### The request:
For each line below that includes the word "icon", make a copy.

(Figure record extracts)

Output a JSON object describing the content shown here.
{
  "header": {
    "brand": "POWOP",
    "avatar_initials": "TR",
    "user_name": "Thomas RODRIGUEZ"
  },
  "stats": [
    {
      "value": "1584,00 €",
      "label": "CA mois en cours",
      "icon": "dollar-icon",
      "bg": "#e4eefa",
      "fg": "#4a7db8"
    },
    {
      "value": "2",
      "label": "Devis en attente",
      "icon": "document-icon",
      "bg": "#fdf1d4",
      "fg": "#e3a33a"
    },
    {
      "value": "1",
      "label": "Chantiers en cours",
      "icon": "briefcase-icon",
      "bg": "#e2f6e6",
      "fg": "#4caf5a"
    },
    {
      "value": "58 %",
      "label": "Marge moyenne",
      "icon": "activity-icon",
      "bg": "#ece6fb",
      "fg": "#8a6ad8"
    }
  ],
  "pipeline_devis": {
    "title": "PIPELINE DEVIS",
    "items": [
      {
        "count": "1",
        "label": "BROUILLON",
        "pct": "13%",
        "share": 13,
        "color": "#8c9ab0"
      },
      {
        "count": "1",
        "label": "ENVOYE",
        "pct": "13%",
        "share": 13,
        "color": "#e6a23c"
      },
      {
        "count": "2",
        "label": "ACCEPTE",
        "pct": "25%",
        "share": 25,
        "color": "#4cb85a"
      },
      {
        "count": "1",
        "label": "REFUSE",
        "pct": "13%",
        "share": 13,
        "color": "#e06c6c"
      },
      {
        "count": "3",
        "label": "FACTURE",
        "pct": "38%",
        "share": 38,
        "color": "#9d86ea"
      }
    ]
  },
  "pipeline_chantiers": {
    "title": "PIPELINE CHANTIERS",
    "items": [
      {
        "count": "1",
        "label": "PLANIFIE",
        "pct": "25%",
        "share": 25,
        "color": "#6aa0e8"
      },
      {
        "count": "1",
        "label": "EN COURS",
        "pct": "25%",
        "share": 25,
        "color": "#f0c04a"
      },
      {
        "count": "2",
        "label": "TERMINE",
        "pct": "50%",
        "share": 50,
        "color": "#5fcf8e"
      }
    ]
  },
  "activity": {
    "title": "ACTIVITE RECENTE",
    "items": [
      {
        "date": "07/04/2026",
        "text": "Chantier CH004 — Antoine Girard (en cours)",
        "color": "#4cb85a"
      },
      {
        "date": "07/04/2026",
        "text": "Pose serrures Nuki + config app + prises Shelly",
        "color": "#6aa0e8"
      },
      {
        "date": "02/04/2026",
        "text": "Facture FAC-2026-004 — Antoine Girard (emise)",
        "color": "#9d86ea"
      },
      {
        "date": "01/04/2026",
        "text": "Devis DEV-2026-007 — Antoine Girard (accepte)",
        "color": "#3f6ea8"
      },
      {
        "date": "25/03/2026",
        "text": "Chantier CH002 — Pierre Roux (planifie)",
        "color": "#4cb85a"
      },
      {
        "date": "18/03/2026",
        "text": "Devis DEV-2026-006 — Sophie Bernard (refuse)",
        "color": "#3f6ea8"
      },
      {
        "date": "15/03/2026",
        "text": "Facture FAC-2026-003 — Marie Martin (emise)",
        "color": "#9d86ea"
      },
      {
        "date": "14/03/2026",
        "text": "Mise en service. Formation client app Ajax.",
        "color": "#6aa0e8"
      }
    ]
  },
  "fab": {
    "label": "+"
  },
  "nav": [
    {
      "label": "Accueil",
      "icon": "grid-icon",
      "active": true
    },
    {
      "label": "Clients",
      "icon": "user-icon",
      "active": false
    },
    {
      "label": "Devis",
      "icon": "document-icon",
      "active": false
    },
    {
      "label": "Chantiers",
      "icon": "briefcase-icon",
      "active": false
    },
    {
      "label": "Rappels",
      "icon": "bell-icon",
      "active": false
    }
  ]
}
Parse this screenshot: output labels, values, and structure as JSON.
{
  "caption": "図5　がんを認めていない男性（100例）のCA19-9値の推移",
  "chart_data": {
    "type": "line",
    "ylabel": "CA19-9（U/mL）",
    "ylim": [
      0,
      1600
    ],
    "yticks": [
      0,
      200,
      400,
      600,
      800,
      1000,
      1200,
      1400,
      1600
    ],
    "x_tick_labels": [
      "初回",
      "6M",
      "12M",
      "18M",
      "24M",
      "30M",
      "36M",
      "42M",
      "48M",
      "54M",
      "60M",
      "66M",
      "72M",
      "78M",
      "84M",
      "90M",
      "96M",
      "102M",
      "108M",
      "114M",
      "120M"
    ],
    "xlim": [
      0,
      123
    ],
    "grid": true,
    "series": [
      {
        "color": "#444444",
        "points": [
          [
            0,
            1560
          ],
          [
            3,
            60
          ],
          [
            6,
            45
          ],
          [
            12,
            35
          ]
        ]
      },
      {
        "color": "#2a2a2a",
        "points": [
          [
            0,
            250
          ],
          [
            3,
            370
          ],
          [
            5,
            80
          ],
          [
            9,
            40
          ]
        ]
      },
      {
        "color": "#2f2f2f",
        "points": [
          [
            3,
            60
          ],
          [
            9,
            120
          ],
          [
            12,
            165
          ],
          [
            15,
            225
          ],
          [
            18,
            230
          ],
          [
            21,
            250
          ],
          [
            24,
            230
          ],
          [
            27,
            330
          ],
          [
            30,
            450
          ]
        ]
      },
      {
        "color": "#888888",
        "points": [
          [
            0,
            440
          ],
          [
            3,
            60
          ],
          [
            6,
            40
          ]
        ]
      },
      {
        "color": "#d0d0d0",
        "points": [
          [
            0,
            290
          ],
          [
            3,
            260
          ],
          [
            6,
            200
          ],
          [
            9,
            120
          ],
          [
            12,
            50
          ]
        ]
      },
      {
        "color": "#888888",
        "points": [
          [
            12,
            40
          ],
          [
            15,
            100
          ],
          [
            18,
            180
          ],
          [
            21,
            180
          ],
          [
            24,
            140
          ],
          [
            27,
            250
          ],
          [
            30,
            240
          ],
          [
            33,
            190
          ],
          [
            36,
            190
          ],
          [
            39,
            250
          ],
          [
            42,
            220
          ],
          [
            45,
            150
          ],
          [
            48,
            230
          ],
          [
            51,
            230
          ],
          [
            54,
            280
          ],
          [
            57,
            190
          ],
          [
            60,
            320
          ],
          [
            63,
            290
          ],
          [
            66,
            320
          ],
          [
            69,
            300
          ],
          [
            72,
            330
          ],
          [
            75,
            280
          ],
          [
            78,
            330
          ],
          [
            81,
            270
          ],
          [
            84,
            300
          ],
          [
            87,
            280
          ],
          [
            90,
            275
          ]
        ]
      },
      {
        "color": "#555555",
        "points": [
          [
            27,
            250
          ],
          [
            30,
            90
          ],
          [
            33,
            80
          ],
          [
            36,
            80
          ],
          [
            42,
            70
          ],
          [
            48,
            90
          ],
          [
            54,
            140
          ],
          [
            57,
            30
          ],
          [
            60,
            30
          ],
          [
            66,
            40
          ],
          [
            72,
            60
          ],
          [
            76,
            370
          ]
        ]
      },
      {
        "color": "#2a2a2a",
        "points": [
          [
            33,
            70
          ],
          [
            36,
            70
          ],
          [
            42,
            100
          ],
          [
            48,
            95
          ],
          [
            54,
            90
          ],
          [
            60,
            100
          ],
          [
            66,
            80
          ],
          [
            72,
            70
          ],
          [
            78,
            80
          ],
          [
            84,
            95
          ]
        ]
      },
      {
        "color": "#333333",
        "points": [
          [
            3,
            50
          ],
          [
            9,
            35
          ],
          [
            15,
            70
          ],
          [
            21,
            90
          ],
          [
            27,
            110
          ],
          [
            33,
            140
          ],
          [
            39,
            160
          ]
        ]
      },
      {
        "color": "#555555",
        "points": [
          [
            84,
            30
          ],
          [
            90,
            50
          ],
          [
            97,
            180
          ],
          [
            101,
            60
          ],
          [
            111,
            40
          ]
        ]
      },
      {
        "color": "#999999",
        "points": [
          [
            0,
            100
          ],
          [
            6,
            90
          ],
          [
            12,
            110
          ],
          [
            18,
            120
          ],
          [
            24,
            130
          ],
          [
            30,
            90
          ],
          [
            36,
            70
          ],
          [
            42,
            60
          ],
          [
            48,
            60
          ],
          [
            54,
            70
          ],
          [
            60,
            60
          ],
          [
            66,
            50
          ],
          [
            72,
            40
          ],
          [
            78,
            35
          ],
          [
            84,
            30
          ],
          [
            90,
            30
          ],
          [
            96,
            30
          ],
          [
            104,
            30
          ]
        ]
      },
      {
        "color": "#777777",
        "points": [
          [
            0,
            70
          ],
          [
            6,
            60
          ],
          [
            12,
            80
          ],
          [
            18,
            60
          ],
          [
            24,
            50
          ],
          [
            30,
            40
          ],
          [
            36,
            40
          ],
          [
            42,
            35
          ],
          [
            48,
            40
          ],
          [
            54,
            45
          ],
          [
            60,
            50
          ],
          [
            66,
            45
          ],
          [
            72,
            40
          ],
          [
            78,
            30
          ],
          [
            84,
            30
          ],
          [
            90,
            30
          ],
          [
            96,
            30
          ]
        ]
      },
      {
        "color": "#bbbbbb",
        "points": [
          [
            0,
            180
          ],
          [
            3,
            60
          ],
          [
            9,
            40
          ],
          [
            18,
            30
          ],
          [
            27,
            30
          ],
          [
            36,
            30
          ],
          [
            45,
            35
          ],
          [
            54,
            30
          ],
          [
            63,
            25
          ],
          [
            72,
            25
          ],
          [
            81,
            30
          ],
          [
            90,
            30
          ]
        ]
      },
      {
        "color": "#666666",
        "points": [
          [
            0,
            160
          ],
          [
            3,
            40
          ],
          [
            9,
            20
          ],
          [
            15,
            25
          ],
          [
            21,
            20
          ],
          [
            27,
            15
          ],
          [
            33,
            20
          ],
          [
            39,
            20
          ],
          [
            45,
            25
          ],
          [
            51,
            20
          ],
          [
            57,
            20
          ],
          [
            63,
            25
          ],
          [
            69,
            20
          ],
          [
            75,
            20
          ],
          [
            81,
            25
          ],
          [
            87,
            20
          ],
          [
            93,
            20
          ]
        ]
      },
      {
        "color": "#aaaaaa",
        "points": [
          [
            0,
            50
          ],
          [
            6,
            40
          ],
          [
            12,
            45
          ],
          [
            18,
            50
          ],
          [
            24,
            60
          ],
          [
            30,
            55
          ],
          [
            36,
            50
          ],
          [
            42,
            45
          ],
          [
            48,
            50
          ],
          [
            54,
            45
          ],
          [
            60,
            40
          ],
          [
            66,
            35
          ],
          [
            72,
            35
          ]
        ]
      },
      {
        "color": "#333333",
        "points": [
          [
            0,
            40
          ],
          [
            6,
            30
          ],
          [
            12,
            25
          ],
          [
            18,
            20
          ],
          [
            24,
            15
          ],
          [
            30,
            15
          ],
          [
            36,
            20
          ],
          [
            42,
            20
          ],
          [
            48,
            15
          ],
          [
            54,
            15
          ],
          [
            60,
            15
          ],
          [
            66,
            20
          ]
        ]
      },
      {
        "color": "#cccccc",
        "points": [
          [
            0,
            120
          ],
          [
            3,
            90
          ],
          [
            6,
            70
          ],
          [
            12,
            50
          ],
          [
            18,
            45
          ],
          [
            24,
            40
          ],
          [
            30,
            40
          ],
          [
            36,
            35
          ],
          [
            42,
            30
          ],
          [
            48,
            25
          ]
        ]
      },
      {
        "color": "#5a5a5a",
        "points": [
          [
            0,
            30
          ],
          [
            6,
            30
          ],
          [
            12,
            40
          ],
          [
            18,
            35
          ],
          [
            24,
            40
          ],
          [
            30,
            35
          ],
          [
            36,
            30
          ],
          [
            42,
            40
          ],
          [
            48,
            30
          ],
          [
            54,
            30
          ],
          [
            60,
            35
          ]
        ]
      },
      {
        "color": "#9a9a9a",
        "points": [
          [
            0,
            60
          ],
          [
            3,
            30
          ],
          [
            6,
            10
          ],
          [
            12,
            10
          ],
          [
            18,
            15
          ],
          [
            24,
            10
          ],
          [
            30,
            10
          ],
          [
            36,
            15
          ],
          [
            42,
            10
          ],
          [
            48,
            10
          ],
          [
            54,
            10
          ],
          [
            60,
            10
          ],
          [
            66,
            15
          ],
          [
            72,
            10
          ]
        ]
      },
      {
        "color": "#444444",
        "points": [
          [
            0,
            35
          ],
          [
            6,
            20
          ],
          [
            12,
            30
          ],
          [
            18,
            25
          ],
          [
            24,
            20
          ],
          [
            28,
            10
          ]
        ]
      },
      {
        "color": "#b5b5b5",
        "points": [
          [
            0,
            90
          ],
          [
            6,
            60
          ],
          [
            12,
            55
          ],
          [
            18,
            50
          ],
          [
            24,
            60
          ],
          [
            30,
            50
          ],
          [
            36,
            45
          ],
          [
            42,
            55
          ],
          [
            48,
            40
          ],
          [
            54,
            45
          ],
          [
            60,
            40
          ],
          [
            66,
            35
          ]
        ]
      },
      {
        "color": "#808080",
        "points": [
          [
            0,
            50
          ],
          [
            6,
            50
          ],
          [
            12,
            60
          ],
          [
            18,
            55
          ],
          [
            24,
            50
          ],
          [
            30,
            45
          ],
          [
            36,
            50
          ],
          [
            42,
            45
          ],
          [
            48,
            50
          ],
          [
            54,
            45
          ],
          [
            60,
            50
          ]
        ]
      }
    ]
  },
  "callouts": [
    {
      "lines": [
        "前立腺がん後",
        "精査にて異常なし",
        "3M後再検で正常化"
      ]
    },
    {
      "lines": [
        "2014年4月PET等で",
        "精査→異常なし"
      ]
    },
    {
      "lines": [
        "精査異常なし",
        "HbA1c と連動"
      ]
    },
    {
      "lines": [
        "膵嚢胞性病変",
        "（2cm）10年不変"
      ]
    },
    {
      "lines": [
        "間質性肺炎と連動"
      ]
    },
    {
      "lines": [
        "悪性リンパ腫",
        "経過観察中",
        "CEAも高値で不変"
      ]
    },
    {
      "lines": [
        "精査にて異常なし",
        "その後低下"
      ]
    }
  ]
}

### Task result:
      "icon": "dollar-icon",
      "icon": "document-icon",
      "icon": "briefcase-icon",
      "icon": "activity-icon",
      "icon": "grid-icon",
      "icon": "user-icon",
      "icon": "document-icon",
      "icon": "briefcase-icon",
      "icon": "bell-icon",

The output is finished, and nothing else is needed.